**What you are asked to do**
Make an exact copy of the records, with the images left out.

[Dataset rows]
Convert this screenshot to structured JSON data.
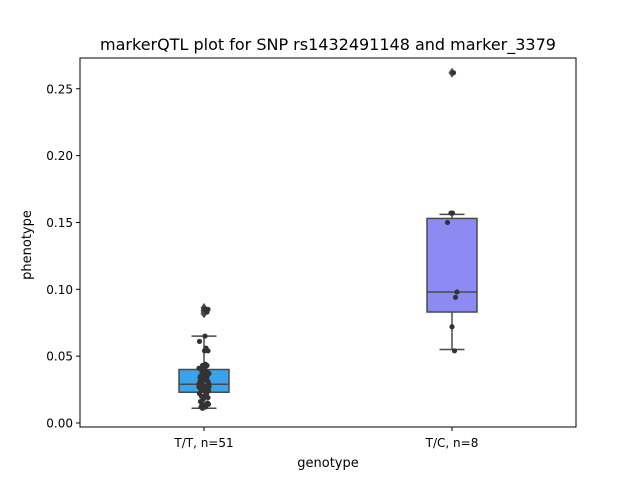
{
  "chart_data": {
    "type": "box",
    "title": "markerQTL plot for SNP rs1432491148 and marker_3379",
    "xlabel": "genotype",
    "ylabel": "phenotype",
    "ylim": [
      -0.003,
      0.273
    ],
    "yticks": [
      {
        "value": 0.0,
        "label": "0.00"
      },
      {
        "value": 0.05,
        "label": "0.05"
      },
      {
        "value": 0.1,
        "label": "0.10"
      },
      {
        "value": 0.15,
        "label": "0.15"
      },
      {
        "value": 0.2,
        "label": "0.20"
      },
      {
        "value": 0.25,
        "label": "0.25"
      }
    ],
    "categories": [
      "T/T, n=51",
      "T/C, n=8"
    ],
    "grid": false,
    "groups": [
      {
        "label": "T/T, n=51",
        "color": "#3ba3ec",
        "box": {
          "q1": 0.023,
          "median": 0.029,
          "q3": 0.04,
          "whisker_low": 0.011,
          "whisker_high": 0.065
        },
        "outliers": [
          0.082,
          0.084,
          0.086
        ],
        "points": [
          {
            "jitter": -0.09,
            "y": 0.061
          },
          {
            "jitter": -0.1,
            "y": 0.041
          },
          {
            "jitter": -0.07,
            "y": 0.035
          },
          {
            "jitter": -0.08,
            "y": 0.031
          },
          {
            "jitter": -0.1,
            "y": 0.027
          },
          {
            "jitter": -0.06,
            "y": 0.024
          },
          {
            "jitter": -0.09,
            "y": 0.022
          },
          {
            "jitter": -0.05,
            "y": 0.02
          },
          {
            "jitter": -0.07,
            "y": 0.016
          },
          {
            "jitter": -0.04,
            "y": 0.038
          },
          {
            "jitter": -0.03,
            "y": 0.043
          },
          {
            "jitter": -0.02,
            "y": 0.033
          },
          {
            "jitter": -0.05,
            "y": 0.03
          },
          {
            "jitter": -0.02,
            "y": 0.026
          },
          {
            "jitter": -0.04,
            "y": 0.014
          },
          {
            "jitter": -0.03,
            "y": 0.011
          },
          {
            "jitter": -0.01,
            "y": 0.018
          },
          {
            "jitter": 0.0,
            "y": 0.036
          },
          {
            "jitter": 0.01,
            "y": 0.054
          },
          {
            "jitter": 0.02,
            "y": 0.065
          },
          {
            "jitter": 0.03,
            "y": 0.032
          },
          {
            "jitter": 0.0,
            "y": 0.013
          },
          {
            "jitter": 0.01,
            "y": 0.024
          },
          {
            "jitter": 0.04,
            "y": 0.056
          },
          {
            "jitter": 0.05,
            "y": 0.033
          },
          {
            "jitter": 0.05,
            "y": 0.022
          },
          {
            "jitter": 0.06,
            "y": 0.043
          },
          {
            "jitter": 0.06,
            "y": 0.027
          },
          {
            "jitter": 0.07,
            "y": 0.015
          },
          {
            "jitter": 0.07,
            "y": 0.038
          },
          {
            "jitter": 0.08,
            "y": 0.054
          },
          {
            "jitter": 0.08,
            "y": 0.031
          },
          {
            "jitter": 0.09,
            "y": 0.024
          },
          {
            "jitter": 0.09,
            "y": 0.014
          },
          {
            "jitter": 0.1,
            "y": 0.029
          },
          {
            "jitter": 0.1,
            "y": 0.037
          },
          {
            "jitter": -0.06,
            "y": 0.012
          },
          {
            "jitter": 0.03,
            "y": 0.012
          },
          {
            "jitter": 0.04,
            "y": 0.021
          },
          {
            "jitter": -0.01,
            "y": 0.028
          },
          {
            "jitter": 0.02,
            "y": 0.04
          },
          {
            "jitter": -0.08,
            "y": 0.034
          },
          {
            "jitter": 0.06,
            "y": 0.035
          },
          {
            "jitter": -0.05,
            "y": 0.041
          },
          {
            "jitter": 0.08,
            "y": 0.019
          },
          {
            "jitter": 0.01,
            "y": 0.085
          },
          {
            "jitter": 0.06,
            "y": 0.083
          },
          {
            "jitter": 0.08,
            "y": 0.085
          },
          {
            "jitter": 0.1,
            "y": 0.027
          },
          {
            "jitter": -0.1,
            "y": 0.029
          },
          {
            "jitter": 0.03,
            "y": 0.044
          }
        ]
      },
      {
        "label": "T/C, n=8",
        "color": "#8b8bf3",
        "box": {
          "q1": 0.083,
          "median": 0.098,
          "q3": 0.153,
          "whisker_low": 0.055,
          "whisker_high": 0.156
        },
        "outliers": [
          0.262
        ],
        "points": [
          {
            "jitter": -0.09,
            "y": 0.15
          },
          {
            "jitter": -0.02,
            "y": 0.157
          },
          {
            "jitter": 0.0,
            "y": 0.072
          },
          {
            "jitter": 0.05,
            "y": 0.054
          },
          {
            "jitter": 0.07,
            "y": 0.094
          },
          {
            "jitter": 0.1,
            "y": 0.098
          },
          {
            "jitter": 0.03,
            "y": 0.262
          },
          {
            "jitter": 0.01,
            "y": 0.157
          }
        ]
      }
    ]
  }
}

**The response**
Convert this screenshot to structured JSON data.
{
  "chart_data": {
    "type": "box",
    "title": "markerQTL plot for SNP rs1432491148 and marker_3379",
    "xlabel": "genotype",
    "ylabel": "phenotype",
    "ylim": [
      -0.003,
      0.273
    ],
    "yticks": [
      {
        "value": 0.0,
        "label": "0.00"
      },
      {
        "value": 0.05,
        "label": "0.05"
      },
      {
        "value": 0.1,
        "label": "0.10"
      },
      {
        "value": 0.15,
        "label": "0.15"
      },
      {
        "value": 0.2,
        "label": "0.20"
      },
      {
        "value": 0.25,
        "label": "0.25"
      }
    ],
    "categories": [
      "T/T, n=51",
      "T/C, n=8"
    ],
    "grid": false,
    "groups": [
      {
        "label": "T/T, n=51",
        "color": "#3ba3ec",
        "box": {
          "q1": 0.023,
          "median": 0.029,
          "q3": 0.04,
          "whisker_low": 0.011,
          "whisker_high": 0.065
        },
        "outliers": [
          0.082,
          0.084,
          0.086
        ],
        "points": [
          {
            "jitter": -0.09,
            "y": 0.061
          },
          {
            "jitter": -0.1,
            "y": 0.041
          },
          {
            "jitter": -0.07,
            "y": 0.035
          },
          {
            "jitter": -0.08,
            "y": 0.031
          },
          {
            "jitter": -0.1,
            "y": 0.027
          },
          {
            "jitter": -0.06,
            "y": 0.024
          },
          {
            "jitter": -0.09,
            "y": 0.022
          },
          {
            "jitter": -0.05,
            "y": 0.02
          },
          {
            "jitter": -0.07,
            "y": 0.016
          },
          {
            "jitter": -0.04,
            "y": 0.038
          },
          {
            "jitter": -0.03,
            "y": 0.043
          },
          {
            "jitter": -0.02,
            "y": 0.033
          },
          {
            "jitter": -0.05,
            "y": 0.03
          },
          {
            "jitter": -0.02,
            "y": 0.026
          },
          {
            "jitter": -0.04,
            "y": 0.014
          },
          {
            "jitter": -0.03,
            "y": 0.011
          },
          {
            "jitter": -0.01,
            "y": 0.018
          },
          {
            "jitter": 0.0,
            "y": 0.036
          },
          {
            "jitter": 0.01,
            "y": 0.054
          },
          {
            "jitter": 0.02,
            "y": 0.065
          },
          {
            "jitter": 0.03,
            "y": 0.032
          },
          {
            "jitter": 0.0,
            "y": 0.013
          },
          {
            "jitter": 0.01,
            "y": 0.024
          },
          {
            "jitter": 0.04,
            "y": 0.056
          },
          {
            "jitter": 0.05,
            "y": 0.033
          },
          {
            "jitter": 0.05,
            "y": 0.022
          },
          {
            "jitter": 0.06,
            "y": 0.043
          },
          {
            "jitter": 0.06,
            "y": 0.027
          },
          {
            "jitter": 0.07,
            "y": 0.015
          },
          {
            "jitter": 0.07,
            "y": 0.038
          },
          {
            "jitter": 0.08,
            "y": 0.054
          },
          {
            "jitter": 0.08,
            "y": 0.031
          },
          {
            "jitter": 0.09,
            "y": 0.024
          },
          {
            "jitter": 0.09,
            "y": 0.014
          },
          {
            "jitter": 0.1,
            "y": 0.029
          },
          {
            "jitter": 0.1,
            "y": 0.037
          },
          {
            "jitter": -0.06,
            "y": 0.012
          },
          {
            "jitter": 0.03,
            "y": 0.012
          },
          {
            "jitter": 0.04,
            "y": 0.021
          },
          {
            "jitter": -0.01,
            "y": 0.028
          },
          {
            "jitter": 0.02,
            "y": 0.04
          },
          {
            "jitter": -0.08,
            "y": 0.034
          },
          {
            "jitter": 0.06,
            "y": 0.035
          },
          {
            "jitter": -0.05,
            "y": 0.041
          },
          {
            "jitter": 0.08,
            "y": 0.019
          },
          {
            "jitter": 0.01,
            "y": 0.085
          },
          {
            "jitter": 0.06,
            "y": 0.083
          },
          {
            "jitter": 0.08,
            "y": 0.085
          },
          {
            "jitter": 0.1,
            "y": 0.027
          },
          {
            "jitter": -0.1,
            "y": 0.029
          },
          {
            "jitter": 0.03,
            "y": 0.044
          }
        ]
      },
      {
        "label": "T/C, n=8",
        "color": "#8b8bf3",
        "box": {
          "q1": 0.083,
          "median": 0.098,
          "q3": 0.153,
          "whisker_low": 0.055,
          "whisker_high": 0.156
        },
        "outliers": [
          0.262
        ],
        "points": [
          {
            "jitter": -0.09,
            "y": 0.15
          },
          {
            "jitter": -0.02,
            "y": 0.157
          },
          {
            "jitter": 0.0,
            "y": 0.072
          },
          {
            "jitter": 0.05,
            "y": 0.054
          },
          {
            "jitter": 0.07,
            "y": 0.094
          },
          {
            "jitter": 0.1,
            "y": 0.098
          },
          {
            "jitter": 0.03,
            "y": 0.262
          },
          {
            "jitter": 0.01,
            "y": 0.157
          }
        ]
      }
    ]
  }
}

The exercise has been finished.